Quoted text:
★ ★ ★ ★

Perspectives on Open Data Workshop

I was part of a panel, Perspectives on Open Data Workshop, at Webstock last month, along with Fiona Romeo, Adrian Holovaty, David Recordon, and Toby Segaran. The New Zealand State Services Commission, for whom the workshop was held, have released the recordings and summarised notes and they’re well worth reading because my fellow panelists emitted scintillating photons of clue with almost every question. Remember, as you read it, that we’re talking about “Government-held non-personal data”–namely, not birthdates and fetishes.

Many thanks to the State Services Commission and Webstock for hosting the panel. We had a great time, and I think all the panelists walked away with a deeper understanding of the different dimensions to the challenge. What follows is a mixture of my preparation notes and the observations of my fellow panelists that really caught my ear. First read the summary prepared by the SSC, then you’ll have the context for what follows.

I began with a tip of the hat to the Open Data Principles from the Open Government Data project. They specify that:

Government data shall be considered open if they are made public in a way that complies with the principles below:

  1. Complete
    All public data are made available. Public data are data that are not subject to valid privacy, security or privilege limitations.
  2. Primary
    Data are collected at the source, with the finest possible level of granularity, not in aggregate or modified forms.
  3. Timely
    Data are made available as quickly as necessary to preserve the value of the data.
  4. Accessible
    Data are available to the widest range of users for the widest range of purposes.
  5. Machine processable
    Data are reasonably structured to allow automated processing.
  6. Non-discriminatory
    Data are available to anyone, with no requirement of registration.
  7. Non-proprietary
    Data are available in a format over which no entity has exclusive control.

★ ★ ★ ★

Work to do:
A. In the open data workshop post, duplicate the passage starting at "Government data shall" and ending at "range of purposes.".
B. According to the open data workshop post, why should a reader go through the summary prepared by the SSC before the rest of the post?

★ ★ ★ ★

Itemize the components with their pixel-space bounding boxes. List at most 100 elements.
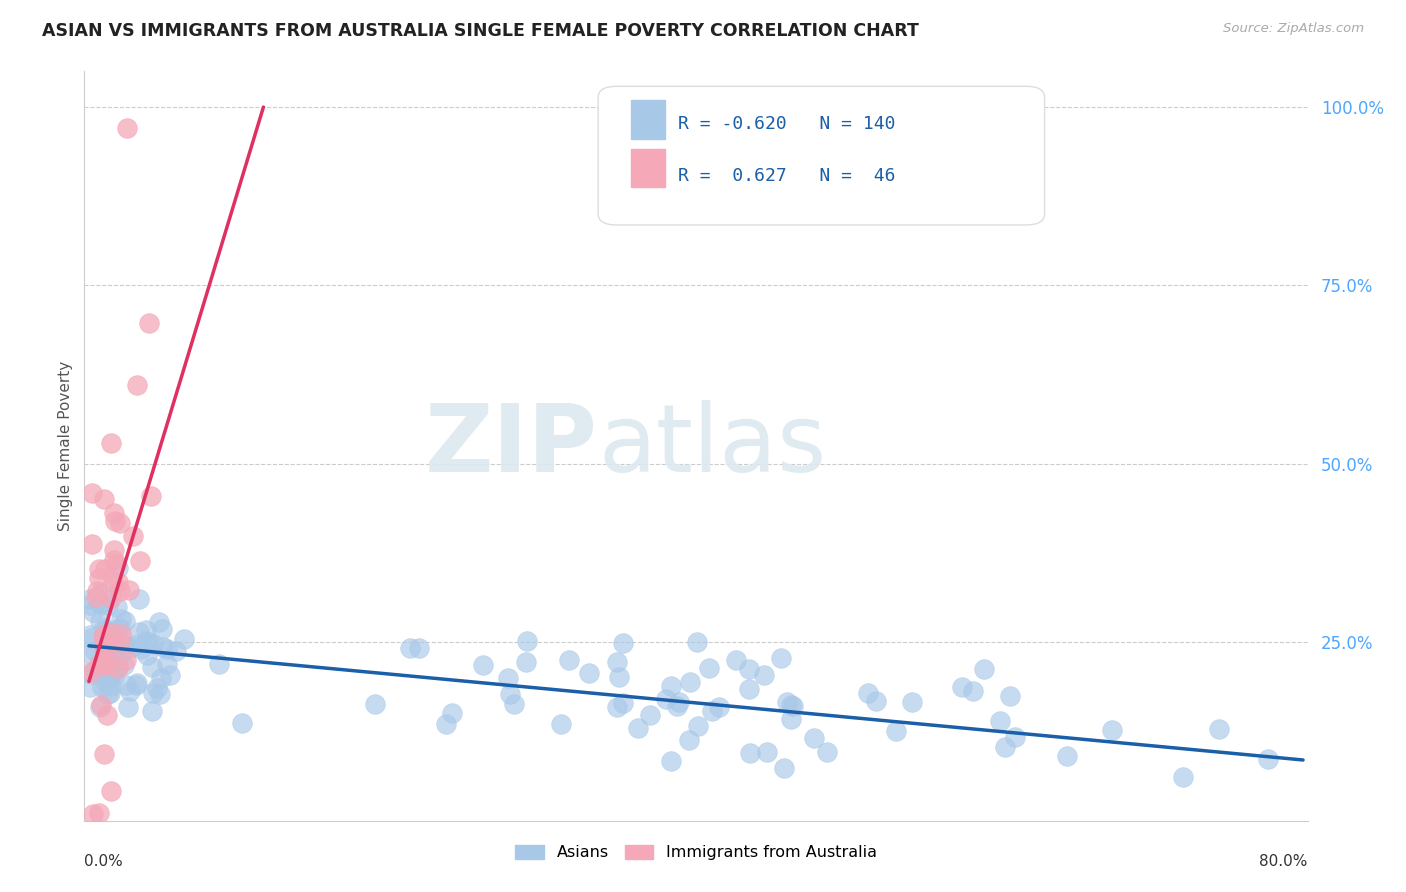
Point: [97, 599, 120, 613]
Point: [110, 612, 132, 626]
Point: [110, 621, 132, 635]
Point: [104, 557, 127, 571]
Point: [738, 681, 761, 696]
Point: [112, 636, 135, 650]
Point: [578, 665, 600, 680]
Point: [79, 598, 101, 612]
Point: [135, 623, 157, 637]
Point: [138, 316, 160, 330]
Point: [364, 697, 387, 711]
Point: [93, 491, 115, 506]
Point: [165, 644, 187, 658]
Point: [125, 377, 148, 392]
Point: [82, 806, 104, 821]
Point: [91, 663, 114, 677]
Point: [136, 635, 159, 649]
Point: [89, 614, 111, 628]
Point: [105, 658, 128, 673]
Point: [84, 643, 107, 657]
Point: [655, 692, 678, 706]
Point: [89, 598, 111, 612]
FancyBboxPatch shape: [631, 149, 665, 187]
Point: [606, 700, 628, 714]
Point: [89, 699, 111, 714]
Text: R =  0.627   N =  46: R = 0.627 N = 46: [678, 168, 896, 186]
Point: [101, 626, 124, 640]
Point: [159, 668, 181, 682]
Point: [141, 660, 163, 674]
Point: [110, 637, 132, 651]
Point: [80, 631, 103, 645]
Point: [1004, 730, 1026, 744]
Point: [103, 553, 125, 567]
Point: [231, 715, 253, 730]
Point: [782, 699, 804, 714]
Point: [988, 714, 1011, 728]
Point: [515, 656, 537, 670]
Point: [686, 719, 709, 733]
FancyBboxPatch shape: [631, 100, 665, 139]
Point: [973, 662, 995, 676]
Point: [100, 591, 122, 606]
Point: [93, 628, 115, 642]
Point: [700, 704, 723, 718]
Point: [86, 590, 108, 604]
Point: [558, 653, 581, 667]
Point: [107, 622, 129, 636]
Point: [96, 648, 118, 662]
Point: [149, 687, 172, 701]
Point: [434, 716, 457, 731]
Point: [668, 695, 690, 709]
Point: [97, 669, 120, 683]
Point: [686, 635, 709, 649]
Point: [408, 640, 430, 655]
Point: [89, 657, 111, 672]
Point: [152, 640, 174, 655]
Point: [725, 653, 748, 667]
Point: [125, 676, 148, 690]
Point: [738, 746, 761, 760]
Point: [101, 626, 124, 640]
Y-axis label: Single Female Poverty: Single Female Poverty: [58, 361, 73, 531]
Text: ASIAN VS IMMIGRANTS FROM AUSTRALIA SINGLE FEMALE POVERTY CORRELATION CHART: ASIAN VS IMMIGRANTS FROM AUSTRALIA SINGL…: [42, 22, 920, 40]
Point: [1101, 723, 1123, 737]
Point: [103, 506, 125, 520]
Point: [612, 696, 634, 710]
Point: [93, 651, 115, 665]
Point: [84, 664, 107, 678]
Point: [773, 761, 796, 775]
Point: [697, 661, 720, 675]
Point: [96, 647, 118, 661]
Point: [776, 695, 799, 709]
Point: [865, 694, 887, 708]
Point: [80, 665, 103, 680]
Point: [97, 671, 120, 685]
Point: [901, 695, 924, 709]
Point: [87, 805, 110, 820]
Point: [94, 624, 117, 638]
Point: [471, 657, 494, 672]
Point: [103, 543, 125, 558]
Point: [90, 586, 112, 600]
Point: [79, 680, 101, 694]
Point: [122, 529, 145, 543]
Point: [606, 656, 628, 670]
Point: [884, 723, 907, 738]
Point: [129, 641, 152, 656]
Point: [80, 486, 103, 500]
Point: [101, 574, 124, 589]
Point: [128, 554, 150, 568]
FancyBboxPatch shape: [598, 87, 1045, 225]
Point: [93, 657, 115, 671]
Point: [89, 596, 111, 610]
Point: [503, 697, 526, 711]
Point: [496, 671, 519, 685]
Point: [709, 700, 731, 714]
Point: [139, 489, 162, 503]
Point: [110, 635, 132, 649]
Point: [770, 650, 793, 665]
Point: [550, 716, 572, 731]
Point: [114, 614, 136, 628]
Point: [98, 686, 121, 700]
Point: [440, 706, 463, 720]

★ ★ ★ ★

Per-task outputs:
A.
Government data shall be considered open if they are made public in a way that complies with the principles below:

  1. Complete
    All public data are made available. Public data are data that are not subject to valid privacy, security or privilege limitations.
  2. Primary
    Data are collected at the source, with the finest possible level of granularity, not in aggregate or modified forms.
  3. Timely
    Data are made available as quickly as necessary to preserve the value of the data.
  4. Accessible
    Data are available to the widest range of users for the widest range of purposes.

B. Reading the SSC summary first gives the reader the context for what follows. The rest of the post is a mixture of the writer's preparation notes and observations from the other panelists.